◆ **SHORT EXERCISE**
Output solely the number of lines containing the string "this".
----- EXCERPTED DATA -----
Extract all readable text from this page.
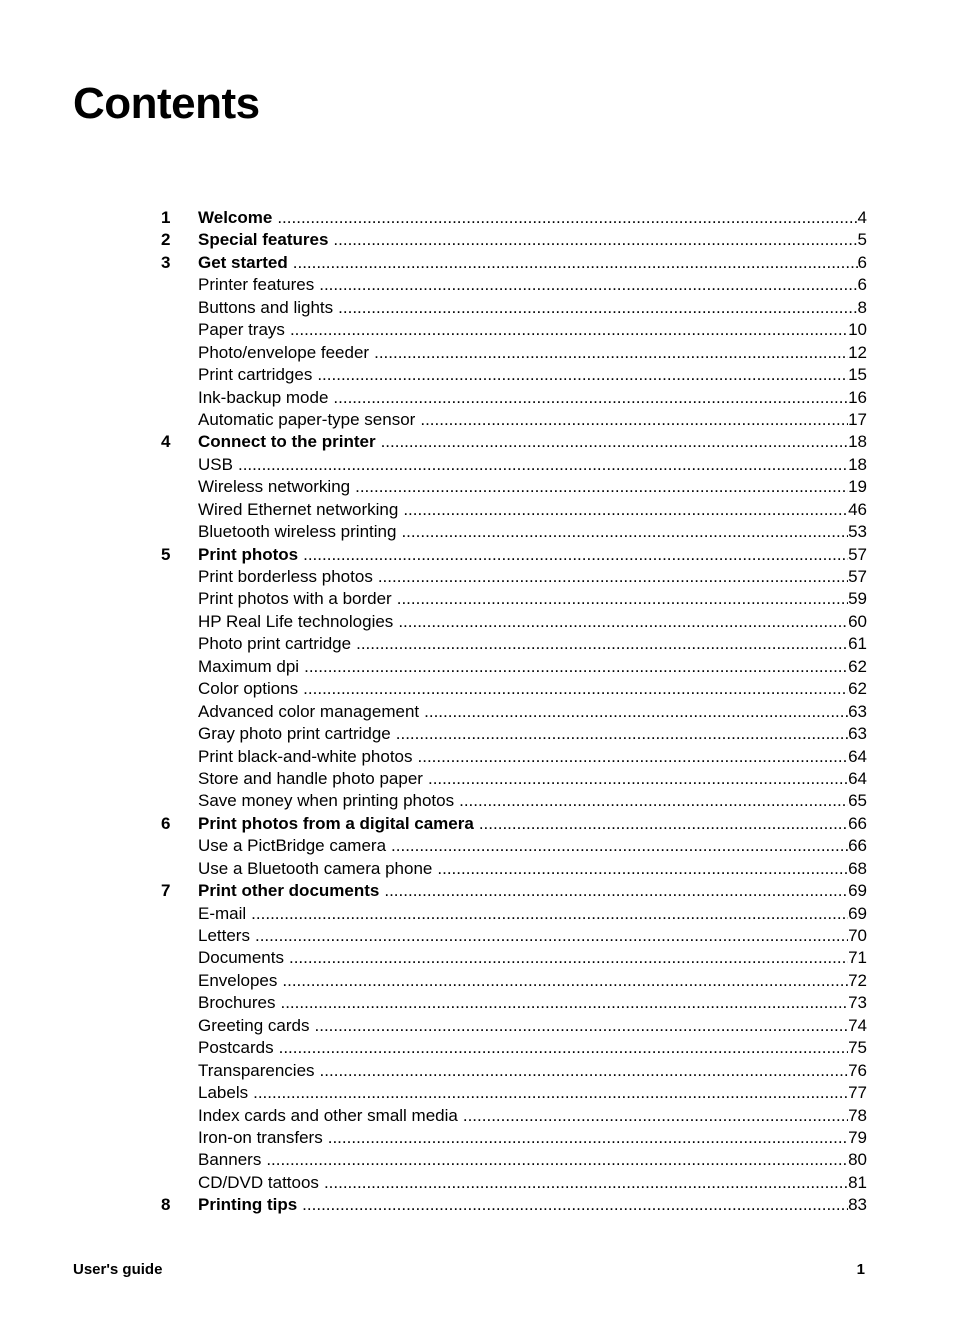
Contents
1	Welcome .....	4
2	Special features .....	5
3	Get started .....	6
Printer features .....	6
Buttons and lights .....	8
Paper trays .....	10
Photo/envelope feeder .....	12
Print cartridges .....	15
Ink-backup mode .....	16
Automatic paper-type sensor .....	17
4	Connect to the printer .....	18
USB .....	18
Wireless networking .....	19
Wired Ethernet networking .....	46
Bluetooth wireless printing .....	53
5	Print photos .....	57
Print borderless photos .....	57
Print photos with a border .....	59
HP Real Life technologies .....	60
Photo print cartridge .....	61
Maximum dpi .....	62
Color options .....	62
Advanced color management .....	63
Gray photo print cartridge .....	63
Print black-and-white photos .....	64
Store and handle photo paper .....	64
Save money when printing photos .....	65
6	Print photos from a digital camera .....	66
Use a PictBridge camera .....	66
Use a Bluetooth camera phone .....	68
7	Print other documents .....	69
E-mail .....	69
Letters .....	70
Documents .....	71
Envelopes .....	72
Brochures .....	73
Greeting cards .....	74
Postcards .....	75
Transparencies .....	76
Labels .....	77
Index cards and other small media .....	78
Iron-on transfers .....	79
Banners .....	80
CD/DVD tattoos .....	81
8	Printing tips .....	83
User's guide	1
-----
----- EXCERPTED DATA -----
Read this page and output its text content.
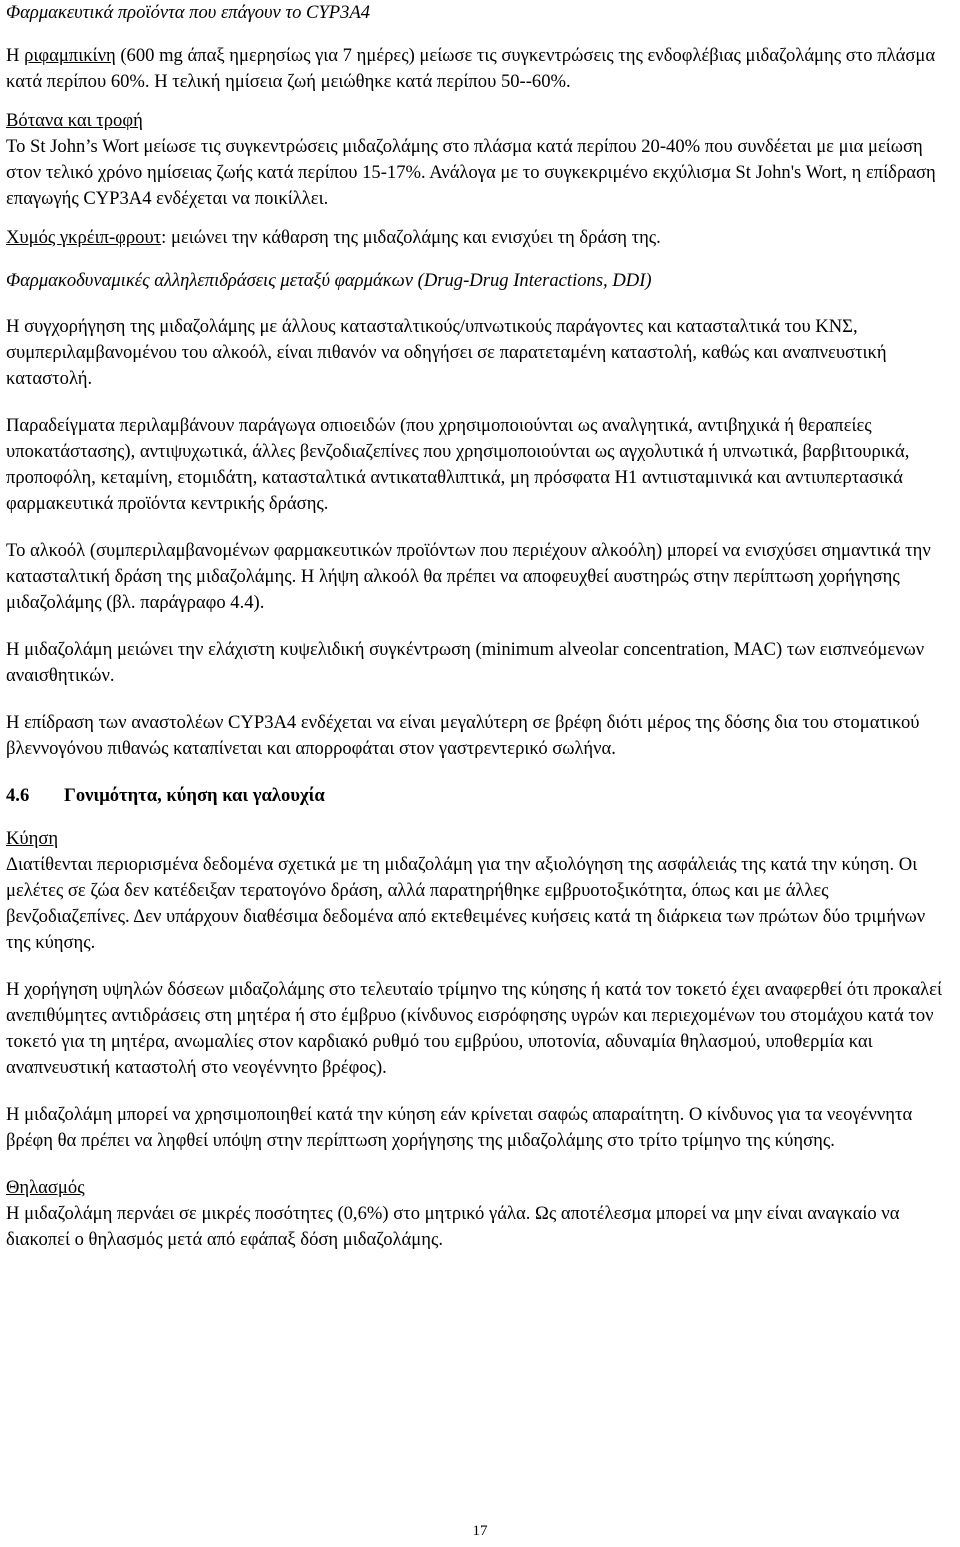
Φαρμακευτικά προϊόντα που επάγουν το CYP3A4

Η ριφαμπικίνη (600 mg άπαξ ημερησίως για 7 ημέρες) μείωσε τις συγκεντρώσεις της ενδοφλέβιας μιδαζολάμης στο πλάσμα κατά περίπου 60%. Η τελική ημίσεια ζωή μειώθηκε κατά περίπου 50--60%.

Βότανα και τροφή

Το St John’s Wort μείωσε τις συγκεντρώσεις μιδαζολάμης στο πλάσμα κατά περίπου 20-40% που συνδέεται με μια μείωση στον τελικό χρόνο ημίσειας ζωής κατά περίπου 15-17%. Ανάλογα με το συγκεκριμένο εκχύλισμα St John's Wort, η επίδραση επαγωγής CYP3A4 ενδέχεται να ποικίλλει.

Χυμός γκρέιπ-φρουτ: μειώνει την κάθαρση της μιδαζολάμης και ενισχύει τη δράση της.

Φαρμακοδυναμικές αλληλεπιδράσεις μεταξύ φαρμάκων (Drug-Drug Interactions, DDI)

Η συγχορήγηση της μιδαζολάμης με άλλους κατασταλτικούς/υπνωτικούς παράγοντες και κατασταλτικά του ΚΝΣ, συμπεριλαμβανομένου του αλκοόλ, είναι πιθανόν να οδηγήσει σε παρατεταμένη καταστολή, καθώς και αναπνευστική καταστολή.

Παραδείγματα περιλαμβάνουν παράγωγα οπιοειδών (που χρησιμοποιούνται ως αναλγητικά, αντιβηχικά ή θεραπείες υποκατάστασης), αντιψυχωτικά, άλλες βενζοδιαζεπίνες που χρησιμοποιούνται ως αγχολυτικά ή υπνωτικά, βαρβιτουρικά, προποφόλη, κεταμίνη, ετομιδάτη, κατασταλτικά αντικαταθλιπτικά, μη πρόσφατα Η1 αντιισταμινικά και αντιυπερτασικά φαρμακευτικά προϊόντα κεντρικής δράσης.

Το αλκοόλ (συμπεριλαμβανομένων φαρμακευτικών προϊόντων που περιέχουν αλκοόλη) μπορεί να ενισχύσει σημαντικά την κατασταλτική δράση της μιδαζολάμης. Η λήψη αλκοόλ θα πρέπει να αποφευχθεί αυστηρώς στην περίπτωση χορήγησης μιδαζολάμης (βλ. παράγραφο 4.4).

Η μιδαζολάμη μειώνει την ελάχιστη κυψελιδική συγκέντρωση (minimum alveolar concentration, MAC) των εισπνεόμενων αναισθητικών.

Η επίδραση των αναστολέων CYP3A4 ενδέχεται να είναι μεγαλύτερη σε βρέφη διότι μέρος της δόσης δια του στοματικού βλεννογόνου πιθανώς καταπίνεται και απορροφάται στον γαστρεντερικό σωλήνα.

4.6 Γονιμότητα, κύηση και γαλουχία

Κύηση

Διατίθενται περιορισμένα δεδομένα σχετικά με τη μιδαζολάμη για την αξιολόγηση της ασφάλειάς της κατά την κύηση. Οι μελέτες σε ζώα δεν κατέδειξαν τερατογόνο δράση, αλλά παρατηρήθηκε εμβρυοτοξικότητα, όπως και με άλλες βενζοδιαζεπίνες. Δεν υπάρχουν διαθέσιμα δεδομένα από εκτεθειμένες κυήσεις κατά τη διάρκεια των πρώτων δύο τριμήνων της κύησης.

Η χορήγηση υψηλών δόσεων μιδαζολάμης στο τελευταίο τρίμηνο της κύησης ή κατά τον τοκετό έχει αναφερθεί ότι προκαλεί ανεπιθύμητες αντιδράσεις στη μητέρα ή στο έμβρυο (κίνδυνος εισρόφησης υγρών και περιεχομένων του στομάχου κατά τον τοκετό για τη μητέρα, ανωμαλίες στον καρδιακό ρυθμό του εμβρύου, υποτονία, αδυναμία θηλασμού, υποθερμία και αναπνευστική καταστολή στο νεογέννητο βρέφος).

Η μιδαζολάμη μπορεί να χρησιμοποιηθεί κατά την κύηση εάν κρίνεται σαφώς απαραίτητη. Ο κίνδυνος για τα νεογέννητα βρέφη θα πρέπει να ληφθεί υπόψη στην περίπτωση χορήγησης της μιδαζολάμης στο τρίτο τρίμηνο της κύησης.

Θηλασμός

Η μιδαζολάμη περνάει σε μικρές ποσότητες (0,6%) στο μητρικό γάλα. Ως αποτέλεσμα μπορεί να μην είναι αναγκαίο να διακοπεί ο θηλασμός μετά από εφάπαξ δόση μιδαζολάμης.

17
-----
----- EXCERPTED DATA -----
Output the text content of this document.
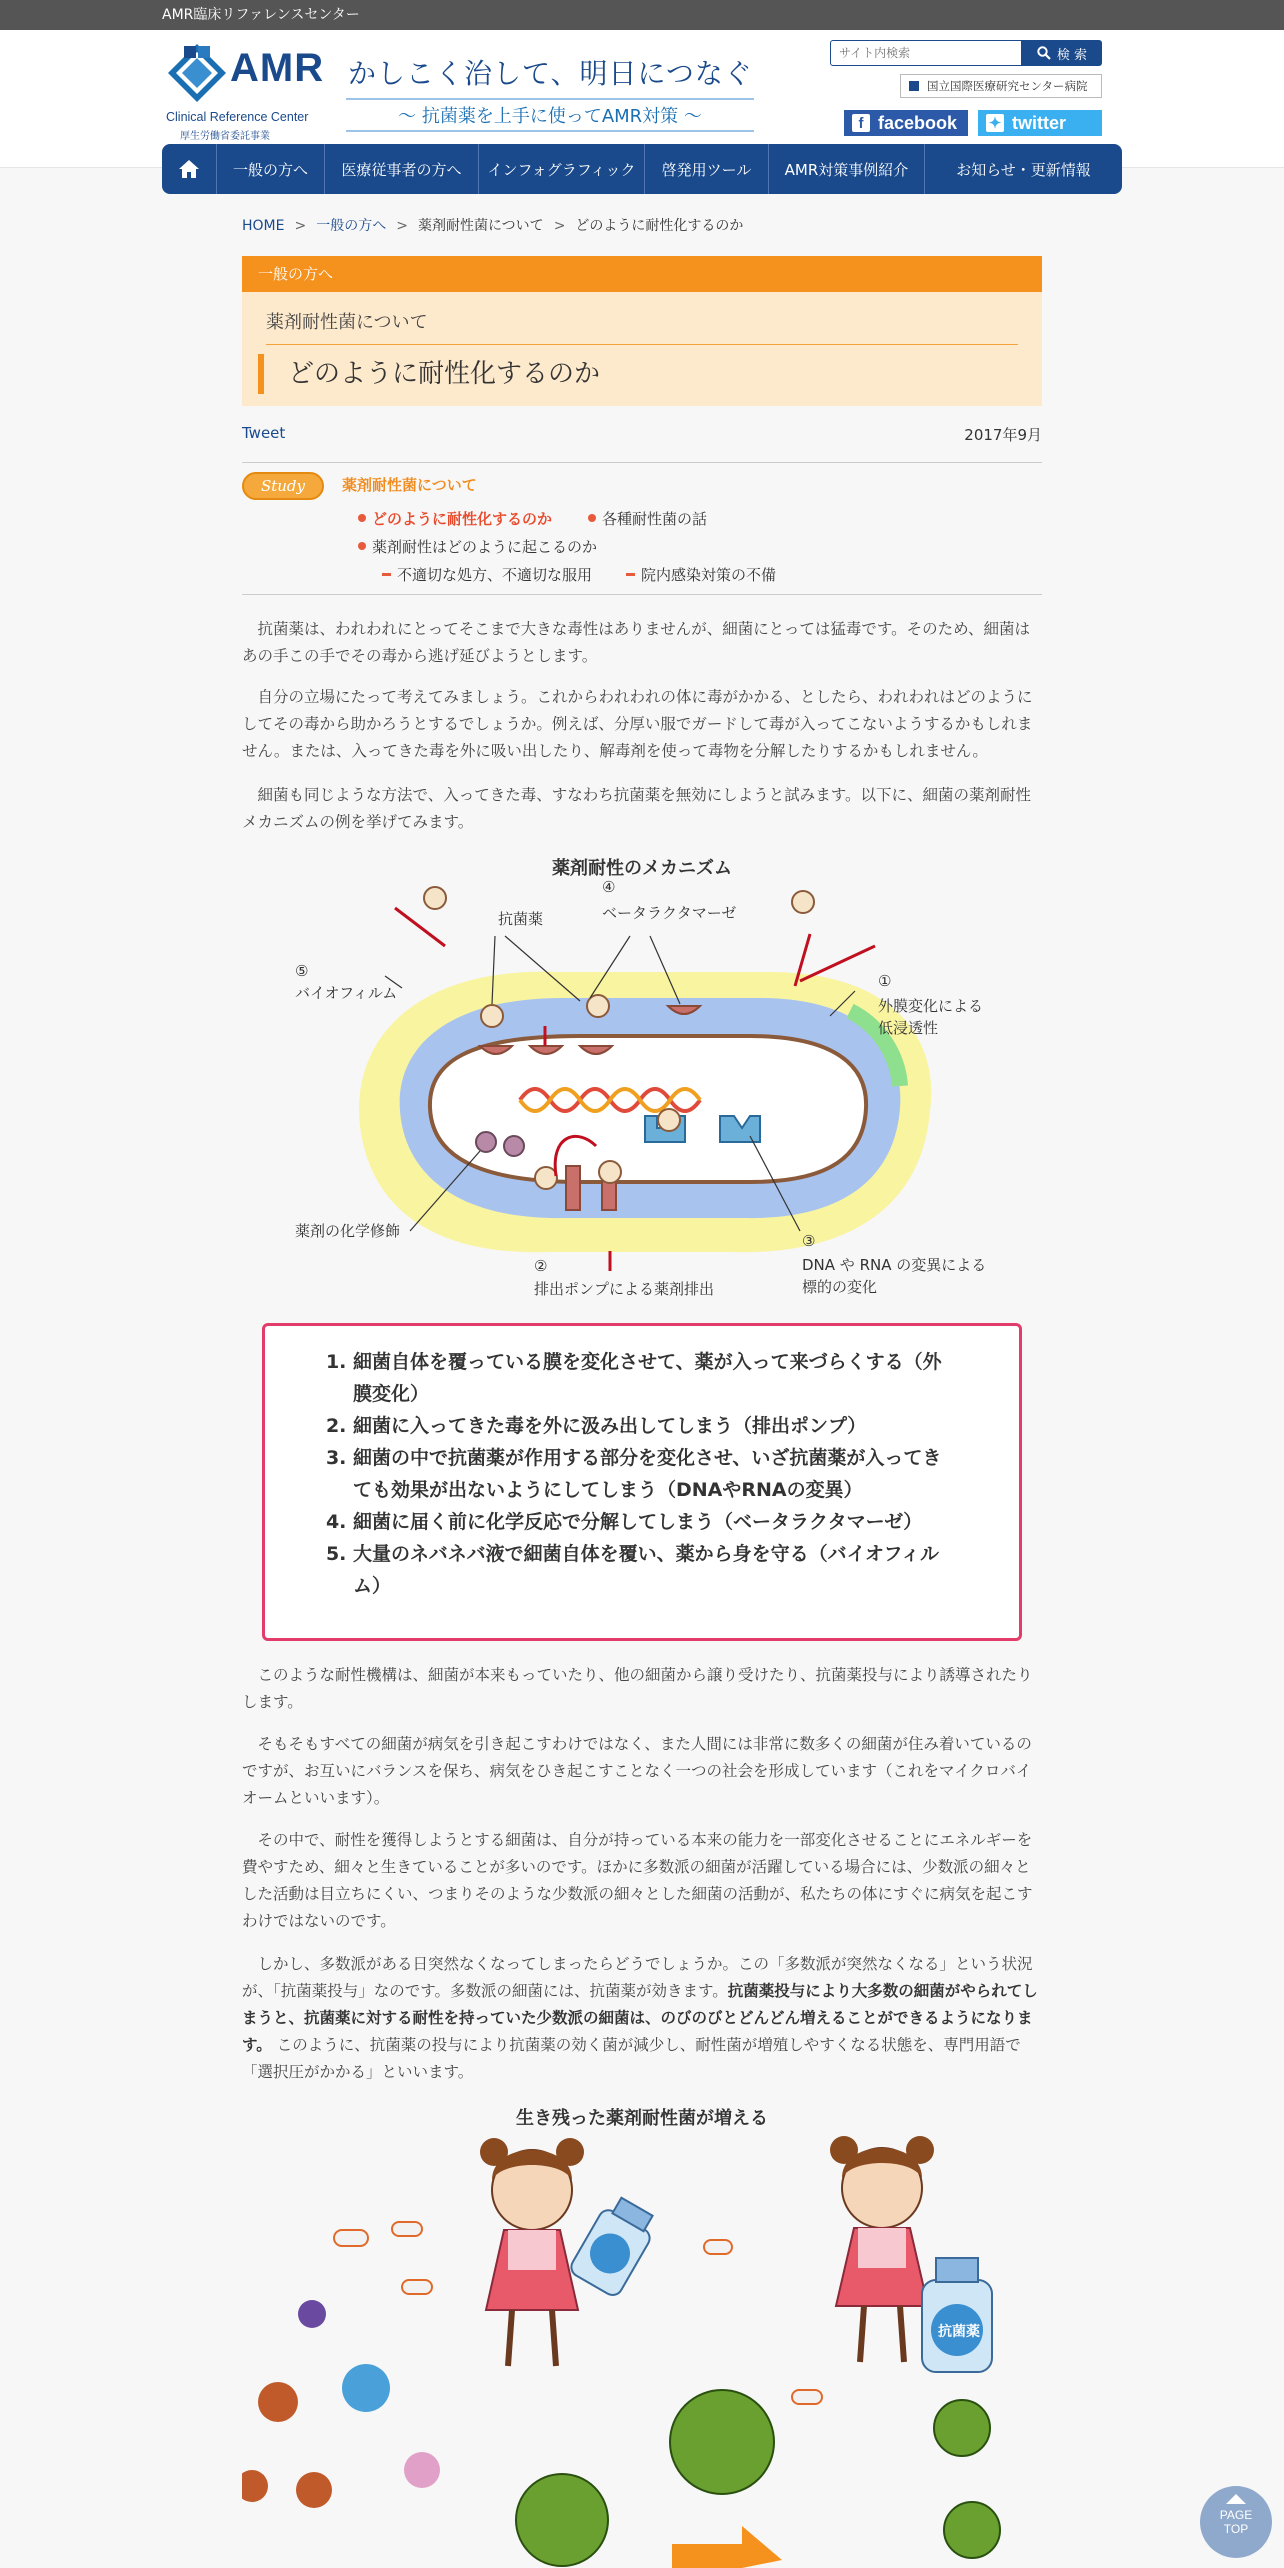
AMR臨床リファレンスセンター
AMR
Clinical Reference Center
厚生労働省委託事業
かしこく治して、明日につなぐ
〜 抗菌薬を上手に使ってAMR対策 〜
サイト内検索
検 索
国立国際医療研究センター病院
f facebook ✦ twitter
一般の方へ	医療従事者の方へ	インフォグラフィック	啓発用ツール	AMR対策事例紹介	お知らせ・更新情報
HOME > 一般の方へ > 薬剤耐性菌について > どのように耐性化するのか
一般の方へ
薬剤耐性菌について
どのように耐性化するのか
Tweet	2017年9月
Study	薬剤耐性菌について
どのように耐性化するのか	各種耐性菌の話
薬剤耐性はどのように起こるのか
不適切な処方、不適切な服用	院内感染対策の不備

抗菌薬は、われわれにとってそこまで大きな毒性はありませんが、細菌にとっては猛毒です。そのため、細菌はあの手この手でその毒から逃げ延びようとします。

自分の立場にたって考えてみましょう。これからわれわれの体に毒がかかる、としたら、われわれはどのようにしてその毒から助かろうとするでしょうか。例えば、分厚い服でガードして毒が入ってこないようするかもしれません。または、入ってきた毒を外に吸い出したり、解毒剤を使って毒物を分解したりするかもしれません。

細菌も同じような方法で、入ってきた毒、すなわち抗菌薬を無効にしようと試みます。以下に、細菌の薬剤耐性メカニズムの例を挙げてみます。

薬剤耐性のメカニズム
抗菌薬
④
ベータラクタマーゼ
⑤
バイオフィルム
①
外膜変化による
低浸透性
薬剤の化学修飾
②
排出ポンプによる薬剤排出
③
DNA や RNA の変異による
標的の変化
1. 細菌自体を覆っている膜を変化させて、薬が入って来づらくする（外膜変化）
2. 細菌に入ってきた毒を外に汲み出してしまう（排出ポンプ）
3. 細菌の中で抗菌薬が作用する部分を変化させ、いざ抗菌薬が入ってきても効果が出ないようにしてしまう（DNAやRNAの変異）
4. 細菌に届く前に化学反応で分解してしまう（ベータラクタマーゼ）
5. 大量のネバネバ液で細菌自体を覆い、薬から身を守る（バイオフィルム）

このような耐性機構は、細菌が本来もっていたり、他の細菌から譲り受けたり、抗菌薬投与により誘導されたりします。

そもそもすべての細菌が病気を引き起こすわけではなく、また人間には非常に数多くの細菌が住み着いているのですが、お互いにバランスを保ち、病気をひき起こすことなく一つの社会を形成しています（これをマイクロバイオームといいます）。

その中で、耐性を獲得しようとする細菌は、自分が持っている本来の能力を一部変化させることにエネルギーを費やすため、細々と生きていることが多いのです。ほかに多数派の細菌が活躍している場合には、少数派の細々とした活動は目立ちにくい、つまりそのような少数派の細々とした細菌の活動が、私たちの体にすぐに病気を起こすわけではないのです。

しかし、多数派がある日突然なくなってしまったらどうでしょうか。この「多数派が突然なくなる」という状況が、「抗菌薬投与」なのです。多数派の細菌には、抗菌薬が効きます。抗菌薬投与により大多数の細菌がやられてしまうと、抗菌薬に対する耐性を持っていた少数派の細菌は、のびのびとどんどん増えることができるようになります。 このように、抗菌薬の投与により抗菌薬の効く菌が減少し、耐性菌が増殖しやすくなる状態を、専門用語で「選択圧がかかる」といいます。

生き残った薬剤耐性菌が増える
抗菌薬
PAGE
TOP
-----
◆ **RESPONSE**
3